──────── Material supplied ────────

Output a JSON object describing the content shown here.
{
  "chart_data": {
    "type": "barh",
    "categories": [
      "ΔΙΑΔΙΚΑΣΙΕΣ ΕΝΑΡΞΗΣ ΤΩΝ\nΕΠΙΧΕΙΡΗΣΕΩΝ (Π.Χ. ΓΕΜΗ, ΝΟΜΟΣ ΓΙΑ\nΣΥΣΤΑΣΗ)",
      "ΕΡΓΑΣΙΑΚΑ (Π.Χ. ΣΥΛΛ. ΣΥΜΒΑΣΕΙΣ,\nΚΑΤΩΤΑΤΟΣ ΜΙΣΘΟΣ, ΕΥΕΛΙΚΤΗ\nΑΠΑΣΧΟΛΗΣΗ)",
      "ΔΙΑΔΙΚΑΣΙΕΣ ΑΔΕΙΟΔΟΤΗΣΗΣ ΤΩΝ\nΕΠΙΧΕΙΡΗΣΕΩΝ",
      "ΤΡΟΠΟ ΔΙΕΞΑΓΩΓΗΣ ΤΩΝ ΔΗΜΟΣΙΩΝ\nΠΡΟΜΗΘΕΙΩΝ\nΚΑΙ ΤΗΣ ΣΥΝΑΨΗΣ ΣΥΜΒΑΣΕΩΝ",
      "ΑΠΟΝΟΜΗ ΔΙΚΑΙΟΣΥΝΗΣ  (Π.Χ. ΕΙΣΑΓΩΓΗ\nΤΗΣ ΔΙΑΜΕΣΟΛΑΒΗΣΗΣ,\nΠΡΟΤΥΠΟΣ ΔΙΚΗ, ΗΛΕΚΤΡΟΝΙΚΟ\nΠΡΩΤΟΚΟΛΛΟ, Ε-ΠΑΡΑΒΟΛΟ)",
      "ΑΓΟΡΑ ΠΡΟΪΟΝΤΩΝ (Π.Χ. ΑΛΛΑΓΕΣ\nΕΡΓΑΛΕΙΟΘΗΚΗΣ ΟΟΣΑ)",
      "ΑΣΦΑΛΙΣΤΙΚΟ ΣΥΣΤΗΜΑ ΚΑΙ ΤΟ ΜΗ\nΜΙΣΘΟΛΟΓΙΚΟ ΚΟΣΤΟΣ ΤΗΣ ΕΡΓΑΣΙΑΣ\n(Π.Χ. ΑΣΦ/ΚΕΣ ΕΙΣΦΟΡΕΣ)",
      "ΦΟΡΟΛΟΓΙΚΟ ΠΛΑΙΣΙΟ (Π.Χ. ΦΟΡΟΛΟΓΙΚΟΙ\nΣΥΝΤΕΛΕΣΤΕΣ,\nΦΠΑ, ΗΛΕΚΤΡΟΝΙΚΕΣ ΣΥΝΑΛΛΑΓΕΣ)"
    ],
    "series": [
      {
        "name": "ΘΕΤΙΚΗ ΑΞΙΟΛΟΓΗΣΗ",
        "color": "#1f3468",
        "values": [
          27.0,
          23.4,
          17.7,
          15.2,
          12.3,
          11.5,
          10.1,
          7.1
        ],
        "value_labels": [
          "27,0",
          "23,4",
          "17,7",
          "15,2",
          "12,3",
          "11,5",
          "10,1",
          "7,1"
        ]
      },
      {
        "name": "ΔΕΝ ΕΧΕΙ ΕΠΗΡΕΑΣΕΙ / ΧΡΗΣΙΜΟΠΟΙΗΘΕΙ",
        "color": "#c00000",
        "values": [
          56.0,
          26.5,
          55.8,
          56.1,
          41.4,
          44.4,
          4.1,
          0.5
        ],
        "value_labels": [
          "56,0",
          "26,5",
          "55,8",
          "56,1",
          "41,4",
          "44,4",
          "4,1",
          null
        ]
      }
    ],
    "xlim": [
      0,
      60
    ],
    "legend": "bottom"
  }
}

────────

What the exercise asks:
Go through the material above line by line and copy it exactly.

Task result:
Output a JSON object describing the content shown here.
{
  "chart_data": {
    "type": "barh",
    "categories": [
      "ΔΙΑΔΙΚΑΣΙΕΣ ΕΝΑΡΞΗΣ ΤΩΝ\nΕΠΙΧΕΙΡΗΣΕΩΝ (Π.Χ. ΓΕΜΗ, ΝΟΜΟΣ ΓΙΑ\nΣΥΣΤΑΣΗ)",
      "ΕΡΓΑΣΙΑΚΑ (Π.Χ. ΣΥΛΛ. ΣΥΜΒΑΣΕΙΣ,\nΚΑΤΩΤΑΤΟΣ ΜΙΣΘΟΣ, ΕΥΕΛΙΚΤΗ\nΑΠΑΣΧΟΛΗΣΗ)",
      "ΔΙΑΔΙΚΑΣΙΕΣ ΑΔΕΙΟΔΟΤΗΣΗΣ ΤΩΝ\nΕΠΙΧΕΙΡΗΣΕΩΝ",
      "ΤΡΟΠΟ ΔΙΕΞΑΓΩΓΗΣ ΤΩΝ ΔΗΜΟΣΙΩΝ\nΠΡΟΜΗΘΕΙΩΝ\nΚΑΙ ΤΗΣ ΣΥΝΑΨΗΣ ΣΥΜΒΑΣΕΩΝ",
      "ΑΠΟΝΟΜΗ ΔΙΚΑΙΟΣΥΝΗΣ  (Π.Χ. ΕΙΣΑΓΩΓΗ\nΤΗΣ ΔΙΑΜΕΣΟΛΑΒΗΣΗΣ,\nΠΡΟΤΥΠΟΣ ΔΙΚΗ, ΗΛΕΚΤΡΟΝΙΚΟ\nΠΡΩΤΟΚΟΛΛΟ, Ε-ΠΑΡΑΒΟΛΟ)",
      "ΑΓΟΡΑ ΠΡΟΪΟΝΤΩΝ (Π.Χ. ΑΛΛΑΓΕΣ\nΕΡΓΑΛΕΙΟΘΗΚΗΣ ΟΟΣΑ)",
      "ΑΣΦΑΛΙΣΤΙΚΟ ΣΥΣΤΗΜΑ ΚΑΙ ΤΟ ΜΗ\nΜΙΣΘΟΛΟΓΙΚΟ ΚΟΣΤΟΣ ΤΗΣ ΕΡΓΑΣΙΑΣ\n(Π.Χ. ΑΣΦ/ΚΕΣ ΕΙΣΦΟΡΕΣ)",
      "ΦΟΡΟΛΟΓΙΚΟ ΠΛΑΙΣΙΟ (Π.Χ. ΦΟΡΟΛΟΓΙΚΟΙ\nΣΥΝΤΕΛΕΣΤΕΣ,\nΦΠΑ, ΗΛΕΚΤΡΟΝΙΚΕΣ ΣΥΝΑΛΛΑΓΕΣ)"
    ],
    "series": [
      {
        "name": "ΘΕΤΙΚΗ ΑΞΙΟΛΟΓΗΣΗ",
        "color": "#1f3468",
        "values": [
          27.0,
          23.4,
          17.7,
          15.2,
          12.3,
          11.5,
          10.1,
          7.1
        ],
        "value_labels": [
          "27,0",
          "23,4",
          "17,7",
          "15,2",
          "12,3",
          "11,5",
          "10,1",
          "7,1"
        ]
      },
      {
        "name": "ΔΕΝ ΕΧΕΙ ΕΠΗΡΕΑΣΕΙ / ΧΡΗΣΙΜΟΠΟΙΗΘΕΙ",
        "color": "#c00000",
        "values": [
          56.0,
          26.5,
          55.8,
          56.1,
          41.4,
          44.4,
          4.1,
          0.5
        ],
        "value_labels": [
          "56,0",
          "26,5",
          "55,8",
          "56,1",
          "41,4",
          "44,4",
          "4,1",
          null
        ]
      }
    ],
    "xlim": [
      0,
      60
    ],
    "legend": "bottom"
  }
}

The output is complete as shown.